## AIM OF THE TASK
Please report every line from the material that contains the word "Joinery".
BEGIN DATA FOR THIS TASK
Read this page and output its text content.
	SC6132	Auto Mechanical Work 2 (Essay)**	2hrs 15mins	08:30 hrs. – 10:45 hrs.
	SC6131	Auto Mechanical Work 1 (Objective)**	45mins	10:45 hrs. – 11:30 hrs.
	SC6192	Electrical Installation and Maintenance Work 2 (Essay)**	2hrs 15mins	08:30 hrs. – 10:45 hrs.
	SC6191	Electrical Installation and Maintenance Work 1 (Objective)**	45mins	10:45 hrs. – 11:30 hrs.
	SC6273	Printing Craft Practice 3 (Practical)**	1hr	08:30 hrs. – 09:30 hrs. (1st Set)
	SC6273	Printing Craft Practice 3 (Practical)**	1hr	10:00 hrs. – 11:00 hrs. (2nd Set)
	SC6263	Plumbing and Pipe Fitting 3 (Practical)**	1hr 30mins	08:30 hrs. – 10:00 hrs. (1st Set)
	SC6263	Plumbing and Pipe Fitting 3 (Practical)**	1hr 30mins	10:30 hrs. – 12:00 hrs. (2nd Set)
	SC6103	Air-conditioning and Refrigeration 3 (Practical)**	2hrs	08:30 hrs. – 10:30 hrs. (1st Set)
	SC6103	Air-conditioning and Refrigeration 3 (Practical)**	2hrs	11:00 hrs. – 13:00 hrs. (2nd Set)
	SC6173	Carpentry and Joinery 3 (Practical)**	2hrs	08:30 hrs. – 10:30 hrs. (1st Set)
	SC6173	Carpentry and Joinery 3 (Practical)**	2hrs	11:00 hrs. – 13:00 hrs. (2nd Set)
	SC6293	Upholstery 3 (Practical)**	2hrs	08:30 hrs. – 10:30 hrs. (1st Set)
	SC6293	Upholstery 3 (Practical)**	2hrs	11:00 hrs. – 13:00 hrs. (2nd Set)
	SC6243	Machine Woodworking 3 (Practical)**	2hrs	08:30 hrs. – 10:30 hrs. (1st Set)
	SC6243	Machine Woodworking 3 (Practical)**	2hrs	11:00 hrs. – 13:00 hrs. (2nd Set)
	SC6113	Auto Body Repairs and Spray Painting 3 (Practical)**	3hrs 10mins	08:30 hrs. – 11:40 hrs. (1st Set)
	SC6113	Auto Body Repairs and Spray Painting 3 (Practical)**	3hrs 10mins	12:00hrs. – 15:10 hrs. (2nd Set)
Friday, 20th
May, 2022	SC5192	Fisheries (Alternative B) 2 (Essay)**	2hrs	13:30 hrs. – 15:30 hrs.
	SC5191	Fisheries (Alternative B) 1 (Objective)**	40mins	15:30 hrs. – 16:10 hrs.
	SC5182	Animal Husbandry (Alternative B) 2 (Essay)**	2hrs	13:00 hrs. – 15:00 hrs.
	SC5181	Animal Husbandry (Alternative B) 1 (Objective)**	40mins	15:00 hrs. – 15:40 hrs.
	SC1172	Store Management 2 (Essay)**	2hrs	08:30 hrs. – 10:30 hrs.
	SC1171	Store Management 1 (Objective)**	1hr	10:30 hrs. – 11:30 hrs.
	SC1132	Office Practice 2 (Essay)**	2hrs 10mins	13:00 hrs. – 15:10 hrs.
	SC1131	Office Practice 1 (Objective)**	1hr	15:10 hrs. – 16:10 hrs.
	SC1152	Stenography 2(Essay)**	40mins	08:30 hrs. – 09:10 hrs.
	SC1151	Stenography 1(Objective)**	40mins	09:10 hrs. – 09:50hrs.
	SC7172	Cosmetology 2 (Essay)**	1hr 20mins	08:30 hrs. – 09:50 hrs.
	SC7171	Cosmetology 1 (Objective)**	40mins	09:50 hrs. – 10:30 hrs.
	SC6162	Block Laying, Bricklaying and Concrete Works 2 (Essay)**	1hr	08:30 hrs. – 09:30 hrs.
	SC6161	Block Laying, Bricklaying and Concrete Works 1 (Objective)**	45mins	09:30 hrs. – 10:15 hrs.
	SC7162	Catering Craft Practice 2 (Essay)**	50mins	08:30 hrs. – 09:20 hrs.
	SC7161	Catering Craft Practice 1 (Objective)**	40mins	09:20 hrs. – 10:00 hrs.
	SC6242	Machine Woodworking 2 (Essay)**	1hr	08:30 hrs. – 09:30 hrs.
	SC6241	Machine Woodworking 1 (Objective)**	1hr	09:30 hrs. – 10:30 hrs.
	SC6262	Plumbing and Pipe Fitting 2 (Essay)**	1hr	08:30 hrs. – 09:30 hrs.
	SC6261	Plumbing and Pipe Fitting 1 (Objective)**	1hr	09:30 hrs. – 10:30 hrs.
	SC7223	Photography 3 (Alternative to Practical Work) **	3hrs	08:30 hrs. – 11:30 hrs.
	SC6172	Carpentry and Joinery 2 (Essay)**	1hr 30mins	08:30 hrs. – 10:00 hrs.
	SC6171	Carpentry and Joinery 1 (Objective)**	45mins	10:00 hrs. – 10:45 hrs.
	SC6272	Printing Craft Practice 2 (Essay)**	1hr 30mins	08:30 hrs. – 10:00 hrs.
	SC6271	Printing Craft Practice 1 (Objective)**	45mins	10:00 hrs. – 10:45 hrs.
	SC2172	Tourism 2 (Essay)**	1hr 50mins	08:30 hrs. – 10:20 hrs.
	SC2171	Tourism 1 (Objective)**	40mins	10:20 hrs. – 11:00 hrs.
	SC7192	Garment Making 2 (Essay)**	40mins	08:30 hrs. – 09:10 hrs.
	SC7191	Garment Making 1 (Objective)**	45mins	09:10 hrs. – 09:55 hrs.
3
END DATA FOR THIS TASK
## THE COMPLETED TASK
	SC6173	Carpentry and Joinery 3 (Practical)**	2hrs	08:30 hrs. – 10:30 hrs. (1st Set)
	SC6173	Carpentry and Joinery 3 (Practical)**	2hrs	11:00 hrs. – 13:00 hrs. (2nd Set)
	SC6172	Carpentry and Joinery 2 (Essay)**	1hr 30mins	08:30 hrs. – 10:00 hrs.
	SC6171	Carpentry and Joinery 1 (Objective)**	45mins	10:00 hrs. – 10:45 hrs.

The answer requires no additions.